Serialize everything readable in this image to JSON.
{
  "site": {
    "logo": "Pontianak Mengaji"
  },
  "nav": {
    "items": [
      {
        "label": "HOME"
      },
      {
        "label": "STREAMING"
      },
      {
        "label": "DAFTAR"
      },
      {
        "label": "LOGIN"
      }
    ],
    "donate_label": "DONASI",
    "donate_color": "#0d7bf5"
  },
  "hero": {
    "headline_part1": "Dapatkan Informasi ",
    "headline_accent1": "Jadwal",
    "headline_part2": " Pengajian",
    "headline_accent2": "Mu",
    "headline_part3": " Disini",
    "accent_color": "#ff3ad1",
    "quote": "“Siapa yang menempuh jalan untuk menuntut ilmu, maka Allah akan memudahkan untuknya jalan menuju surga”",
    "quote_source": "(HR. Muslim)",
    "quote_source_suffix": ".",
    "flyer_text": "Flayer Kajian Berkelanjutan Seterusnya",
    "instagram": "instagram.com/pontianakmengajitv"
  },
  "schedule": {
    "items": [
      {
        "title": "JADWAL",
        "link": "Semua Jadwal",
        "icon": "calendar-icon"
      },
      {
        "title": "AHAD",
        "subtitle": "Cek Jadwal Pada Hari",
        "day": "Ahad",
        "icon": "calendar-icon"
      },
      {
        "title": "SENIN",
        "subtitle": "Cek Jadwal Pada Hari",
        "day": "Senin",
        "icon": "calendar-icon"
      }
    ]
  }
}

*****

* [WORK TO DO] Output the full listing exactly as it stands.

* [RESULT]
Serialize everything readable in this image to JSON.
{
  "site": {
    "logo": "Pontianak Mengaji"
  },
  "nav": {
    "items": [
      {
        "label": "HOME"
      },
      {
        "label": "STREAMING"
      },
      {
        "label": "DAFTAR"
      },
      {
        "label": "LOGIN"
      }
    ],
    "donate_label": "DONASI",
    "donate_color": "#0d7bf5"
  },
  "hero": {
    "headline_part1": "Dapatkan Informasi ",
    "headline_accent1": "Jadwal",
    "headline_part2": " Pengajian",
    "headline_accent2": "Mu",
    "headline_part3": " Disini",
    "accent_color": "#ff3ad1",
    "quote": "“Siapa yang menempuh jalan untuk menuntut ilmu, maka Allah akan memudahkan untuknya jalan menuju surga”",
    "quote_source": "(HR. Muslim)",
    "quote_source_suffix": ".",
    "flyer_text": "Flayer Kajian Berkelanjutan Seterusnya",
    "instagram": "instagram.com/pontianakmengajitv"
  },
  "schedule": {
    "items": [
      {
        "title": "JADWAL",
        "link": "Semua Jadwal",
        "icon": "calendar-icon"
      },
      {
        "title": "AHAD",
        "subtitle": "Cek Jadwal Pada Hari",
        "day": "Ahad",
        "icon": "calendar-icon"
      },
      {
        "title": "SENIN",
        "subtitle": "Cek Jadwal Pada Hari",
        "day": "Senin",
        "icon": "calendar-icon"
      }
    ]
  }
}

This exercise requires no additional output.